Check each line of the records below and collect those holding "shown".

_ _ _

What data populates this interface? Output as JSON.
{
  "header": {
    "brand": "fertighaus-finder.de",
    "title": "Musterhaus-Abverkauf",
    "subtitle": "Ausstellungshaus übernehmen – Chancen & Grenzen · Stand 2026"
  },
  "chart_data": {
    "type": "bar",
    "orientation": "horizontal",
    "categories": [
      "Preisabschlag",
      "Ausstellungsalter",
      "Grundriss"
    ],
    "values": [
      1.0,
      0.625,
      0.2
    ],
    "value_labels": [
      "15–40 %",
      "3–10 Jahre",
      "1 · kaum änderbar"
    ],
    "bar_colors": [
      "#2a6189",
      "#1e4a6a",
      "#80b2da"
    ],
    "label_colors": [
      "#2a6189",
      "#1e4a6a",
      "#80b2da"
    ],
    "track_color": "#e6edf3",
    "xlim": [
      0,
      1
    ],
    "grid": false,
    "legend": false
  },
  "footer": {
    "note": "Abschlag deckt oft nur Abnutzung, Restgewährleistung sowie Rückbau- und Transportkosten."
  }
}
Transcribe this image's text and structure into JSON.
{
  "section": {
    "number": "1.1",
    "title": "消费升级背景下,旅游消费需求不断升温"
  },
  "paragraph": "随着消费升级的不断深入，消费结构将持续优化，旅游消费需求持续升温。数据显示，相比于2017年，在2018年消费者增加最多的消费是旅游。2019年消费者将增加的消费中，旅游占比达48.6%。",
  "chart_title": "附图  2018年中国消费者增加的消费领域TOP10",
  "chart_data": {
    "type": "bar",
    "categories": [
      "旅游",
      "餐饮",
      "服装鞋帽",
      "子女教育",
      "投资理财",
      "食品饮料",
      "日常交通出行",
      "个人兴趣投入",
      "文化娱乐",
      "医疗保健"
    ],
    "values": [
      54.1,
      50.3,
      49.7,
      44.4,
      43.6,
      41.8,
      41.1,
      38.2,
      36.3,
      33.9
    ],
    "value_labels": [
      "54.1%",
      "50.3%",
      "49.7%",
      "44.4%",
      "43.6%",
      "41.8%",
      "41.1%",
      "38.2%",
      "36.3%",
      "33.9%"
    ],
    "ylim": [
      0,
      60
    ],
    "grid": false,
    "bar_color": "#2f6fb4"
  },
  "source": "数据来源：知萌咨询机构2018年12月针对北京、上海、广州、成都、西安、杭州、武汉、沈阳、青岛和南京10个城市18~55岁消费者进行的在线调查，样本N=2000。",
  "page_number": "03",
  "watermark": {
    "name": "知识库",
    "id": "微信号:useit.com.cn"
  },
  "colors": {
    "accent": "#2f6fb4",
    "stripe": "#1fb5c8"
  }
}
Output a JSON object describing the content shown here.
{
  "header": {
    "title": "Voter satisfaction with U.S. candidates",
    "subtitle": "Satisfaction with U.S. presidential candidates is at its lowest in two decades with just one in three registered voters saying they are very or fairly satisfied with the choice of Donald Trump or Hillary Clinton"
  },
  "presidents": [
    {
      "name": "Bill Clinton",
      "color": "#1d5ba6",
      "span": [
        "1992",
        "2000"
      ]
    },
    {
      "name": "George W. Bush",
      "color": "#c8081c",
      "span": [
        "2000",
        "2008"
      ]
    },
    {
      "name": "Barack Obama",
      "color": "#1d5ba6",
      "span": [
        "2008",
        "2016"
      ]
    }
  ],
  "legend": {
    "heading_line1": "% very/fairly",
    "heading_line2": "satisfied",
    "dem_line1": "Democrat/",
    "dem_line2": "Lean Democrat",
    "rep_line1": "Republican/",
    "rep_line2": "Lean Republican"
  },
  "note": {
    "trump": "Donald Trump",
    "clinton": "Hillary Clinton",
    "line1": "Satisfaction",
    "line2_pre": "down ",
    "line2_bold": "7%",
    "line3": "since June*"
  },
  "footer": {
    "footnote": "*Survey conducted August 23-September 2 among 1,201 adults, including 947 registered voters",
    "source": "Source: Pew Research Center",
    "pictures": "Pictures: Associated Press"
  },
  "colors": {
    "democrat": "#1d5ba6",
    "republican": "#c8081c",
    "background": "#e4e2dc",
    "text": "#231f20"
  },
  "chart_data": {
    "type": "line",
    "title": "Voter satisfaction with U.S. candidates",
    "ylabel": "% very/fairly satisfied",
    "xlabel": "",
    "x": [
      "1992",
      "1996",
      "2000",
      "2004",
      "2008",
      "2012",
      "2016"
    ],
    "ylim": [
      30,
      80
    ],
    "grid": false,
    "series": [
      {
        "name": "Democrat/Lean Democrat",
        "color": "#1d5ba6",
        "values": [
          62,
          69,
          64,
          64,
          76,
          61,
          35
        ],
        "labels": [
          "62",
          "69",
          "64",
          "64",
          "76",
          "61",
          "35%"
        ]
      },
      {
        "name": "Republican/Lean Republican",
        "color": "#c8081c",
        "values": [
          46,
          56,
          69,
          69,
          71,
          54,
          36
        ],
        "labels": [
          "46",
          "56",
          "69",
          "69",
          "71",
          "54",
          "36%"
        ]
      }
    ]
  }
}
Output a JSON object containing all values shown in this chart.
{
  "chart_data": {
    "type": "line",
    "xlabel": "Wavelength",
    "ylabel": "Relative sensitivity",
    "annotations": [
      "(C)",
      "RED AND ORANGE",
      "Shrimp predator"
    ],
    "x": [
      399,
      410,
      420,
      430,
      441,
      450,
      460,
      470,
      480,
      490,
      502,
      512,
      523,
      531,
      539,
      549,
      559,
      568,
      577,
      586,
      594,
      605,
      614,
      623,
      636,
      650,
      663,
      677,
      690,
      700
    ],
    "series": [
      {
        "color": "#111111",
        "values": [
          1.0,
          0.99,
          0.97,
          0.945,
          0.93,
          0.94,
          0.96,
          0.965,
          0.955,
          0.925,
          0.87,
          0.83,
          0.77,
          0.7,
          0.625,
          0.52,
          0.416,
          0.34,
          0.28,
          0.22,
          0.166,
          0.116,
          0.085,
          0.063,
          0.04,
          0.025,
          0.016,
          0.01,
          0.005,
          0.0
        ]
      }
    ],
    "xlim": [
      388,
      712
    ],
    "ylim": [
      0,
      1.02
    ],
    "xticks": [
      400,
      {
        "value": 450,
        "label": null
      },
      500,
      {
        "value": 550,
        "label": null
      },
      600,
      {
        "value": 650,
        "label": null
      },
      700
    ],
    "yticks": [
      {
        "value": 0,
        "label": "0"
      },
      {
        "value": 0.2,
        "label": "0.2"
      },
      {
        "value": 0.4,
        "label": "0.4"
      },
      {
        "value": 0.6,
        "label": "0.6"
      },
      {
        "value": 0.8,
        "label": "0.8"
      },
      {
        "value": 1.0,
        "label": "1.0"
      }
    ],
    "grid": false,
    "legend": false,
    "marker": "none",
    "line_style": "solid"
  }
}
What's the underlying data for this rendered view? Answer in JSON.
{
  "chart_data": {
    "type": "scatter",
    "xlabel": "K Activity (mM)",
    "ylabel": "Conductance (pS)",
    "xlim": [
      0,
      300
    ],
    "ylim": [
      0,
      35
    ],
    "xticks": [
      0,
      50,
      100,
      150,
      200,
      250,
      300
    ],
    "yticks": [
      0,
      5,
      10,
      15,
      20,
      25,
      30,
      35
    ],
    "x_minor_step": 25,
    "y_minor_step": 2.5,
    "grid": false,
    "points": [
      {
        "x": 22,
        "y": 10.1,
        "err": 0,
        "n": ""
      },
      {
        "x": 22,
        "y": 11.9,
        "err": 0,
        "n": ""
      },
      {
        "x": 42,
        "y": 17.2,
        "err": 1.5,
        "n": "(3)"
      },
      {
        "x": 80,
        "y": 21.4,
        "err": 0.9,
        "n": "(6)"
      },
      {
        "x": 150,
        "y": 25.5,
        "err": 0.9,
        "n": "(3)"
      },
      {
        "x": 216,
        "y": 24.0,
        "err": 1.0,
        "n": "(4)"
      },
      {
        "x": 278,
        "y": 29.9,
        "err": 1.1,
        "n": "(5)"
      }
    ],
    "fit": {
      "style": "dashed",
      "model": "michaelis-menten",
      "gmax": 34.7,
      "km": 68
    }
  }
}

_ _ _

Solution
Output a JSON object describing the content shown here.
Output a JSON object containing all values shown in this chart.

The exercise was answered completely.